--- Extracted data ---

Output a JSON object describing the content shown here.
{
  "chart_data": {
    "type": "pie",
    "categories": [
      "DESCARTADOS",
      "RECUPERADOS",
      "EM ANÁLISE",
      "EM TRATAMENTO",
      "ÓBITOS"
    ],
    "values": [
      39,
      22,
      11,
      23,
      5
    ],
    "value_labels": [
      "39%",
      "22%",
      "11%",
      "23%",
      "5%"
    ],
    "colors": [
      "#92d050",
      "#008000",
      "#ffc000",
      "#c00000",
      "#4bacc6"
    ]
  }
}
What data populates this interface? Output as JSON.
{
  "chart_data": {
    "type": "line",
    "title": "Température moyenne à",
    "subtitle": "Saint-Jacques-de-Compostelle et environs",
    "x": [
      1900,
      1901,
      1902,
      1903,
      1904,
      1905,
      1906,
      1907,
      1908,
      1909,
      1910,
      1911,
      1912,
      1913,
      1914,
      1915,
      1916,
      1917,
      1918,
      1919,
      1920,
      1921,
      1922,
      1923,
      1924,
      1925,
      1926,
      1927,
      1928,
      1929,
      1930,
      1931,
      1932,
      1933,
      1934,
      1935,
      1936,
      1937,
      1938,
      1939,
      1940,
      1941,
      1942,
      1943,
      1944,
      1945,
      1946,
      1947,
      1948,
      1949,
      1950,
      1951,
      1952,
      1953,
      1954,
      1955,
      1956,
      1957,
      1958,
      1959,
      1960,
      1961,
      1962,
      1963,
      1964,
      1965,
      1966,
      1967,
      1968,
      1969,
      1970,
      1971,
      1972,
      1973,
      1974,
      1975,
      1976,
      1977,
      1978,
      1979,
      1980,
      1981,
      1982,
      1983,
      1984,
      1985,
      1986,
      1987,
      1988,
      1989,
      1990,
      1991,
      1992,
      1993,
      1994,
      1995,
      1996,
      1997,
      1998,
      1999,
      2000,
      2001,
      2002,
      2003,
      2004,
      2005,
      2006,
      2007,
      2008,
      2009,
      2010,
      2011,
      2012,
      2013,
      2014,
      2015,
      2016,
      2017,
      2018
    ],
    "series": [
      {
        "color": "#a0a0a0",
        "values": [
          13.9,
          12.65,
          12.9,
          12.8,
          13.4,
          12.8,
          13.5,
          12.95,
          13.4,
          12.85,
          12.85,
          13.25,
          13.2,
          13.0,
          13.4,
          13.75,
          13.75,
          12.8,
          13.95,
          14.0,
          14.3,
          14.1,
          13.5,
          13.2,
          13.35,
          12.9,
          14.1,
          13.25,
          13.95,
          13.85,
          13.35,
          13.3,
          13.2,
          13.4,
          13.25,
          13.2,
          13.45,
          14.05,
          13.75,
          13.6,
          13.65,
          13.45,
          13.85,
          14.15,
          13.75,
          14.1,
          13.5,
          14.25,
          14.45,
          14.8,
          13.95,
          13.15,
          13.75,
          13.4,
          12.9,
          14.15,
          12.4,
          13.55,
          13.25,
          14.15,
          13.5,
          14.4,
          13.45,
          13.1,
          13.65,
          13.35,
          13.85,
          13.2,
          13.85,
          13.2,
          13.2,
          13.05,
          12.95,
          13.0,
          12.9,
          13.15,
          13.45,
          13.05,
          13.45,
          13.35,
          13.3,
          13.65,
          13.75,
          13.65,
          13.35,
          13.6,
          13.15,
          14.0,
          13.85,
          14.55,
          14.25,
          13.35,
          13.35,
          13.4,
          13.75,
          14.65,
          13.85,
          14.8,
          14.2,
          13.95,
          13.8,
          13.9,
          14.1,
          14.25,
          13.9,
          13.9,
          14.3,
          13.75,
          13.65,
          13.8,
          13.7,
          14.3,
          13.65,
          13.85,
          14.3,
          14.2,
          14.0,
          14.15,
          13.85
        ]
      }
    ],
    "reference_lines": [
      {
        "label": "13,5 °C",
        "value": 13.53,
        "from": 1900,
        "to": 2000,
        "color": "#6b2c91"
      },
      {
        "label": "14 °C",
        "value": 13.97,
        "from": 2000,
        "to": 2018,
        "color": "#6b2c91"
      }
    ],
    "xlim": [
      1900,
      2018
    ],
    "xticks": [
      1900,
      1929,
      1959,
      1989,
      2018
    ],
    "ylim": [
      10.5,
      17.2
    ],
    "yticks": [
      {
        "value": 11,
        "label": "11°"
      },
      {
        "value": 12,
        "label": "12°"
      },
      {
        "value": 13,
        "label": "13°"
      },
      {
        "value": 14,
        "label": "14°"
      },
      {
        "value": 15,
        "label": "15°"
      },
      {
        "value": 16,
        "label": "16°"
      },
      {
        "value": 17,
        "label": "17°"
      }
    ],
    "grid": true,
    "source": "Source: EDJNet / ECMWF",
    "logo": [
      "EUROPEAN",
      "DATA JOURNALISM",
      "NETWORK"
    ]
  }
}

---

§ **Exercise**: Here, the records must be output exactly and in full.

§ **Response**:
Output a JSON object describing the content shown here.
{
  "chart_data": {
    "type": "pie",
    "categories": [
      "DESCARTADOS",
      "RECUPERADOS",
      "EM ANÁLISE",
      "EM TRATAMENTO",
      "ÓBITOS"
    ],
    "values": [
      39,
      22,
      11,
      23,
      5
    ],
    "value_labels": [
      "39%",
      "22%",
      "11%",
      "23%",
      "5%"
    ],
    "colors": [
      "#92d050",
      "#008000",
      "#ffc000",
      "#c00000",
      "#4bacc6"
    ]
  }
}
What data populates this interface? Output as JSON.
{
  "chart_data": {
    "type": "line",
    "title": "Température moyenne à",
    "subtitle": "Saint-Jacques-de-Compostelle et environs",
    "x": [
      1900,
      1901,
      1902,
      1903,
      1904,
      1905,
      1906,
      1907,
      1908,
      1909,
      1910,
      1911,
      1912,
      1913,
      1914,
      1915,
      1916,
      1917,
      1918,
      1919,
      1920,
      1921,
      1922,
      1923,
      1924,
      1925,
      1926,
      1927,
      1928,
      1929,
      1930,
      1931,
      1932,
      1933,
      1934,
      1935,
      1936,
      1937,
      1938,
      1939,
      1940,
      1941,
      1942,
      1943,
      1944,
      1945,
      1946,
      1947,
      1948,
      1949,
      1950,
      1951,
      1952,
      1953,
      1954,
      1955,
      1956,
      1957,
      1958,
      1959,
      1960,
      1961,
      1962,
      1963,
      1964,
      1965,
      1966,
      1967,
      1968,
      1969,
      1970,
      1971,
      1972,
      1973,
      1974,
      1975,
      1976,
      1977,
      1978,
      1979,
      1980,
      1981,
      1982,
      1983,
      1984,
      1985,
      1986,
      1987,
      1988,
      1989,
      1990,
      1991,
      1992,
      1993,
      1994,
      1995,
      1996,
      1997,
      1998,
      1999,
      2000,
      2001,
      2002,
      2003,
      2004,
      2005,
      2006,
      2007,
      2008,
      2009,
      2010,
      2011,
      2012,
      2013,
      2014,
      2015,
      2016,
      2017,
      2018
    ],
    "series": [
      {
        "color": "#a0a0a0",
        "values": [
          13.9,
          12.65,
          12.9,
          12.8,
          13.4,
          12.8,
          13.5,
          12.95,
          13.4,
          12.85,
          12.85,
          13.25,
          13.2,
          13.0,
          13.4,
          13.75,
          13.75,
          12.8,
          13.95,
          14.0,
          14.3,
          14.1,
          13.5,
          13.2,
          13.35,
          12.9,
          14.1,
          13.25,
          13.95,
          13.85,
          13.35,
          13.3,
          13.2,
          13.4,
          13.25,
          13.2,
          13.45,
          14.05,
          13.75,
          13.6,
          13.65,
          13.45,
          13.85,
          14.15,
          13.75,
          14.1,
          13.5,
          14.25,
          14.45,
          14.8,
          13.95,
          13.15,
          13.75,
          13.4,
          12.9,
          14.15,
          12.4,
          13.55,
          13.25,
          14.15,
          13.5,
          14.4,
          13.45,
          13.1,
          13.65,
          13.35,
          13.85,
          13.2,
          13.85,
          13.2,
          13.2,
          13.05,
          12.95,
          13.0,
          12.9,
          13.15,
          13.45,
          13.05,
          13.45,
          13.35,
          13.3,
          13.65,
          13.75,
          13.65,
          13.35,
          13.6,
          13.15,
          14.0,
          13.85,
          14.55,
          14.25,
          13.35,
          13.35,
          13.4,
          13.75,
          14.65,
          13.85,
          14.8,
          14.2,
          13.95,
          13.8,
          13.9,
          14.1,
          14.25,
          13.9,
          13.9,
          14.3,
          13.75,
          13.65,
          13.8,
          13.7,
          14.3,
          13.65,
          13.85,
          14.3,
          14.2,
          14.0,
          14.15,
          13.85
        ]
      }
    ],
    "reference_lines": [
      {
        "label": "13,5 °C",
        "value": 13.53,
        "from": 1900,
        "to": 2000,
        "color": "#6b2c91"
      },
      {
        "label": "14 °C",
        "value": 13.97,
        "from": 2000,
        "to": 2018,
        "color": "#6b2c91"
      }
    ],
    "xlim": [
      1900,
      2018
    ],
    "xticks": [
      1900,
      1929,
      1959,
      1989,
      2018
    ],
    "ylim": [
      10.5,
      17.2
    ],
    "yticks": [
      {
        "value": 11,
        "label": "11°"
      },
      {
        "value": 12,
        "label": "12°"
      },
      {
        "value": 13,
        "label": "13°"
      },
      {
        "value": 14,
        "label": "14°"
      },
      {
        "value": 15,
        "label": "15°"
      },
      {
        "value": 16,
        "label": "16°"
      },
      {
        "value": 17,
        "label": "17°"
      }
    ],
    "grid": true,
    "source": "Source: EDJNet / ECMWF",
    "logo": [
      "EUROPEAN",
      "DATA JOURNALISM",
      "NETWORK"
    ]
  }
}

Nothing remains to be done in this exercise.